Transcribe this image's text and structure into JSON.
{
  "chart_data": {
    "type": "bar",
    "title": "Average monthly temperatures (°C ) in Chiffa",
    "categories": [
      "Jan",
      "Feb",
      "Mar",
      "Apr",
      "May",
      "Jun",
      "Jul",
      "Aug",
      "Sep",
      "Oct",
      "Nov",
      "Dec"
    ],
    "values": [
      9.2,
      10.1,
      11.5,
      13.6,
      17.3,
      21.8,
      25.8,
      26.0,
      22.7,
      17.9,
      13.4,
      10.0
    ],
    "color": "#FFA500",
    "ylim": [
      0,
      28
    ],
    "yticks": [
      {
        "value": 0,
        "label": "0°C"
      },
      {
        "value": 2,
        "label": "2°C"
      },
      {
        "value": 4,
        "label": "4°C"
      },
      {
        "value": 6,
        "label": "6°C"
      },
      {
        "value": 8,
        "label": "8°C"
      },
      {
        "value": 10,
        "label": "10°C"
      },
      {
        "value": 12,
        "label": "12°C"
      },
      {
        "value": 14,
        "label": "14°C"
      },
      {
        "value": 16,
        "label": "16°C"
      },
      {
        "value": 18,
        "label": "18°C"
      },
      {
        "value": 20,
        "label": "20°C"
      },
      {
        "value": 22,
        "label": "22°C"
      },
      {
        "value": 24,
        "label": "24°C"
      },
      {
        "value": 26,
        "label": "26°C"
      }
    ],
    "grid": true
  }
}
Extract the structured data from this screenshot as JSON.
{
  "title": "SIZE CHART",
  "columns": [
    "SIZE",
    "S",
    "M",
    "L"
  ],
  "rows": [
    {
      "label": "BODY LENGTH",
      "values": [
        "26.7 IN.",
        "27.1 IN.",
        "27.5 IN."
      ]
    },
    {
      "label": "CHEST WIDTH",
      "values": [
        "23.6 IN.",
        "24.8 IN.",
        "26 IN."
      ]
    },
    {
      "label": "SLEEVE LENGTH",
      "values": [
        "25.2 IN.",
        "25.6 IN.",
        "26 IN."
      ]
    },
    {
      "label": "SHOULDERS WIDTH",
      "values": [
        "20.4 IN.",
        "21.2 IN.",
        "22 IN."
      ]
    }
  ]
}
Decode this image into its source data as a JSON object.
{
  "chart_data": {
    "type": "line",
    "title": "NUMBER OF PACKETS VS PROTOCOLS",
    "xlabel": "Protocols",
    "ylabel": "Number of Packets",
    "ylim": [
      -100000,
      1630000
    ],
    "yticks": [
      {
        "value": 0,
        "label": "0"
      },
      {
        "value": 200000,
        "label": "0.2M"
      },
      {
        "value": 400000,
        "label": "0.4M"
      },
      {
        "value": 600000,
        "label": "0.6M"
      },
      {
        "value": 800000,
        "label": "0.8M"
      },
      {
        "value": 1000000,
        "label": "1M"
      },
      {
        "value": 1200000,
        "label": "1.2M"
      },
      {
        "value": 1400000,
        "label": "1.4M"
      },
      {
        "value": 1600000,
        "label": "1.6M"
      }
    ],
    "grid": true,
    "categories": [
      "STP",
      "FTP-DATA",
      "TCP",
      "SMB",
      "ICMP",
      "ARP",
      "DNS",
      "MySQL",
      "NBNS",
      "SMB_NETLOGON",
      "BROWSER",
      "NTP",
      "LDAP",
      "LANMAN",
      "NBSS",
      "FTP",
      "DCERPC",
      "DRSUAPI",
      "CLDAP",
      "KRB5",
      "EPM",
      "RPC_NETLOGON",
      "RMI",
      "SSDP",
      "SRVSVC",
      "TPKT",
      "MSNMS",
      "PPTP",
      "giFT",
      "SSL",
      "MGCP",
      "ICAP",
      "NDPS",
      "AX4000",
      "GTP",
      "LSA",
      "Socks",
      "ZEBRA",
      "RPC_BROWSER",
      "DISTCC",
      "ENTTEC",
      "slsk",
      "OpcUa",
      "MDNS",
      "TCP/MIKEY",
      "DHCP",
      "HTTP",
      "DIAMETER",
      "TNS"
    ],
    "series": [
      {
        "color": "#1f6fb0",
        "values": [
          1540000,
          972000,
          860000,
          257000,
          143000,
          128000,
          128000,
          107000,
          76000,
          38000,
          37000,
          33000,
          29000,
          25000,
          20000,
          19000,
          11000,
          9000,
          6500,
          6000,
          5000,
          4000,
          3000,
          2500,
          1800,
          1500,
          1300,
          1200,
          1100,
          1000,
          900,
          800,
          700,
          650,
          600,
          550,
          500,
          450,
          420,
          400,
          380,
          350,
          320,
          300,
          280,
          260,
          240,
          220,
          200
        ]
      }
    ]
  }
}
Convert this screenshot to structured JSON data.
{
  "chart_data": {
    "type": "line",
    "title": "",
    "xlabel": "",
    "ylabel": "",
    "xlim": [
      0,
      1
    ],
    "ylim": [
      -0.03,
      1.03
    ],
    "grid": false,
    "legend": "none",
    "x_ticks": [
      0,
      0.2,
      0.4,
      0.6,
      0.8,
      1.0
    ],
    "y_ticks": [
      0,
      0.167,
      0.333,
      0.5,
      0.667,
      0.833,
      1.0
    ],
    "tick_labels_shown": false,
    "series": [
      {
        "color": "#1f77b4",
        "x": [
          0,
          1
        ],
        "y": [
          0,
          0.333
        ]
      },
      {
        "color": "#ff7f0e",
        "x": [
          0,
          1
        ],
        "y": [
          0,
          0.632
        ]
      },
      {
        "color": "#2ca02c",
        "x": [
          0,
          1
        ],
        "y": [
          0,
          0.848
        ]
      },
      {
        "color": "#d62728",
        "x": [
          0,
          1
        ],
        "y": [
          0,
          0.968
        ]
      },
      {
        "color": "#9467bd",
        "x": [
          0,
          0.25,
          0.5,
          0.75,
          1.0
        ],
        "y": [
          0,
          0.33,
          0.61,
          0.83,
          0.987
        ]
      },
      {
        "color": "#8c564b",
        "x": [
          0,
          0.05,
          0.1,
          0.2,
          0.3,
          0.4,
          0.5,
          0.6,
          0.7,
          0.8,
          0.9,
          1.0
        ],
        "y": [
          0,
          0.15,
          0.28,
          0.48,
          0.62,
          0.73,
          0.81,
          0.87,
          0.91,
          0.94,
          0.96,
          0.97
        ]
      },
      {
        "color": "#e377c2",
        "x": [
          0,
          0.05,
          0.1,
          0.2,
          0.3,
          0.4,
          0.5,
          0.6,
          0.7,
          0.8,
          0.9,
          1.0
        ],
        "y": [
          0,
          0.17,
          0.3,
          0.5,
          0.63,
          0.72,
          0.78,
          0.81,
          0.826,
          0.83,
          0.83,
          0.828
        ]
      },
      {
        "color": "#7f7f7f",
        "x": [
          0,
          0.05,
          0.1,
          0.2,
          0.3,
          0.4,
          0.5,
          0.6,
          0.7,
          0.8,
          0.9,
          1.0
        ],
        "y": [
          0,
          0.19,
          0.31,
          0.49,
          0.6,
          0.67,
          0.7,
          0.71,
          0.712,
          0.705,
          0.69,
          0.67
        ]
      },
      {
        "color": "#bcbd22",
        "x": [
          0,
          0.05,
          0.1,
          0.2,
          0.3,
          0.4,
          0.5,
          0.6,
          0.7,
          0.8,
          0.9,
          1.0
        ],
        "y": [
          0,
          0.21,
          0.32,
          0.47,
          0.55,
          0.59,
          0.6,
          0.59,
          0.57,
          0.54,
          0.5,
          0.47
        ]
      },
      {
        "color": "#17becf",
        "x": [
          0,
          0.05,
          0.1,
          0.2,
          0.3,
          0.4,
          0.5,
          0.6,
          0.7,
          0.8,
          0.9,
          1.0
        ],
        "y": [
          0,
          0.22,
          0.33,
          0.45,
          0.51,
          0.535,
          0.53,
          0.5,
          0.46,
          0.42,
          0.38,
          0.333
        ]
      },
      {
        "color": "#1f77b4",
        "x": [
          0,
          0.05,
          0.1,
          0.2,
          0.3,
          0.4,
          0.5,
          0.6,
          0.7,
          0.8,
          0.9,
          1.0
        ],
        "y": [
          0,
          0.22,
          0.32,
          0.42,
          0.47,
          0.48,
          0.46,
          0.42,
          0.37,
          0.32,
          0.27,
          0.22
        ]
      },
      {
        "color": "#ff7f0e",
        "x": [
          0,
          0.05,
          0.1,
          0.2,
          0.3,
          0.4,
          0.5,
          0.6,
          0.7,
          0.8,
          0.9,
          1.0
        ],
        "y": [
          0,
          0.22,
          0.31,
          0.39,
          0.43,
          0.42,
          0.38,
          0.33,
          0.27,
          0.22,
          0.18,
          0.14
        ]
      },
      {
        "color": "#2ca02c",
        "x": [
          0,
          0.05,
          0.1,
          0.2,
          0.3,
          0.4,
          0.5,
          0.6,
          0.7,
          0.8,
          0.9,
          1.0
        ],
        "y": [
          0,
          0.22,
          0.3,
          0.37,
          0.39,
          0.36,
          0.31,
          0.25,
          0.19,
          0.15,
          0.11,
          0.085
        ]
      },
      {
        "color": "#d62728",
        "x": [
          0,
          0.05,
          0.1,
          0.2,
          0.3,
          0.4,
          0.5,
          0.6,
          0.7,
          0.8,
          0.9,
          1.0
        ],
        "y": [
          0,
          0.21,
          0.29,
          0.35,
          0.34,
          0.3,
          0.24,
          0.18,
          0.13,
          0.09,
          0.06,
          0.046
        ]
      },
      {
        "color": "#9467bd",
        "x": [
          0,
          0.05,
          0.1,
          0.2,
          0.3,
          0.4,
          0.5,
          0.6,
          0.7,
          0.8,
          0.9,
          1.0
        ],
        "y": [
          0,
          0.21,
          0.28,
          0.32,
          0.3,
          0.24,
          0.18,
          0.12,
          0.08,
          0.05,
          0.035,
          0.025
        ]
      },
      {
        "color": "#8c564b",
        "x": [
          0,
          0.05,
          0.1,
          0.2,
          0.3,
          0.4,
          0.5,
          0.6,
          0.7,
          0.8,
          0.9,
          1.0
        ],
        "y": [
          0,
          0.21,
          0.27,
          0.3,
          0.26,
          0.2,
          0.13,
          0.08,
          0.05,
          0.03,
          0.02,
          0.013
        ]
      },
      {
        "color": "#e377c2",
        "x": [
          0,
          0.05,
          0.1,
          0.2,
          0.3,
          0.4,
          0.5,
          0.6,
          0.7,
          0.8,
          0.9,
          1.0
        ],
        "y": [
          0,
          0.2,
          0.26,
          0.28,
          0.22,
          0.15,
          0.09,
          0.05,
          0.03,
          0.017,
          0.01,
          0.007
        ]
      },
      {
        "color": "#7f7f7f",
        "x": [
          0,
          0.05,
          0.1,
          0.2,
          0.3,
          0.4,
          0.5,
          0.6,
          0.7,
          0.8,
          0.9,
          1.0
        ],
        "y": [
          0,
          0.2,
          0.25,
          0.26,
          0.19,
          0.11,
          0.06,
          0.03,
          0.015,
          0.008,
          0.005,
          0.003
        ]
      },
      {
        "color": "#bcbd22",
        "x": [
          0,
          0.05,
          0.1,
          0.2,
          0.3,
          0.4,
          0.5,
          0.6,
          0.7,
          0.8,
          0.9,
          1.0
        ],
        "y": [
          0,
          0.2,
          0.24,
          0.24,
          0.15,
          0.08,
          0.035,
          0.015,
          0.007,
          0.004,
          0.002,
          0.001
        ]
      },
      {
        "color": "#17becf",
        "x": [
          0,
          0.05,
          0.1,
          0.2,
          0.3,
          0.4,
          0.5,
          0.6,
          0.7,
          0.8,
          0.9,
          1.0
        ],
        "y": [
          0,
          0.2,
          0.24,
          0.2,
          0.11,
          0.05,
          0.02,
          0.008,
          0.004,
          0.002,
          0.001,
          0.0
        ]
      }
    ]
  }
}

# # # #

▸ **Instruction**: Look through the data above. Each line containing the word "structured" needs to be copied.

▸ **Response**:
Extract the structured data from this screenshot as JSON.
Convert this screenshot to structured JSON data.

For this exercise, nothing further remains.